Copy out every line exactly as given.
■ ■ ■ ■
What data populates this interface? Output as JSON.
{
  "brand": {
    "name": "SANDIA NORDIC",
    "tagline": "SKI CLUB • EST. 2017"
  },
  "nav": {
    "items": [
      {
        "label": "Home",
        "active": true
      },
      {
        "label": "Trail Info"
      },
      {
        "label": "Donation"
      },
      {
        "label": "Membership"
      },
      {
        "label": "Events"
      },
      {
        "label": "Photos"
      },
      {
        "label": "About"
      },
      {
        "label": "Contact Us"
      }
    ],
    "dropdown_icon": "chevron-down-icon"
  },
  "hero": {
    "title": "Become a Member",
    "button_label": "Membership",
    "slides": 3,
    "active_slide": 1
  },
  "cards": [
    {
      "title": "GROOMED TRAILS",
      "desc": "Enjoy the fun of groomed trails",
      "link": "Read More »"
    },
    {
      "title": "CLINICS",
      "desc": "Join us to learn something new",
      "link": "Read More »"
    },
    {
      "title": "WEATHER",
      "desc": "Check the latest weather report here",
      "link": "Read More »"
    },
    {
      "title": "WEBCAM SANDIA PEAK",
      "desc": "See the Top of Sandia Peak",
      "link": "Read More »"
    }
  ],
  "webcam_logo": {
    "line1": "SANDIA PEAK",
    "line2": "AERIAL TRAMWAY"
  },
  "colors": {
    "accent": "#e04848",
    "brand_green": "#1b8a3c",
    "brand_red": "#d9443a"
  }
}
■ ■ ■ ■
--- Task output ---
What data populates this interface? Output as JSON.
{
  "brand": {
    "name": "SANDIA NORDIC",
    "tagline": "SKI CLUB • EST. 2017"
  },
  "nav": {
    "items": [
      {
        "label": "Home",
        "active": true
      },
      {
        "label": "Trail Info"
      },
      {
        "label": "Donation"
      },
      {
        "label": "Membership"
      },
      {
        "label": "Events"
      },
      {
        "label": "Photos"
      },
      {
        "label": "About"
      },
      {
        "label": "Contact Us"
      }
    ],
    "dropdown_icon": "chevron-down-icon"
  },
  "hero": {
    "title": "Become a Member",
    "button_label": "Membership",
    "slides": 3,
    "active_slide": 1
  },
  "cards": [
    {
      "title": "GROOMED TRAILS",
      "desc": "Enjoy the fun of groomed trails",
      "link": "Read More »"
    },
    {
      "title": "CLINICS",
      "desc": "Join us to learn something new",
      "link": "Read More »"
    },
    {
      "title": "WEATHER",
      "desc": "Check the latest weather report here",
      "link": "Read More »"
    },
    {
      "title": "WEBCAM SANDIA PEAK",
      "desc": "See the Top of Sandia Peak",
      "link": "Read More »"
    }
  ],
  "webcam_logo": {
    "line1": "SANDIA PEAK",
    "line2": "AERIAL TRAMWAY"
  },
  "colors": {
    "accent": "#e04848",
    "brand_green": "#1b8a3c",
    "brand_red": "#d9443a"
  }
}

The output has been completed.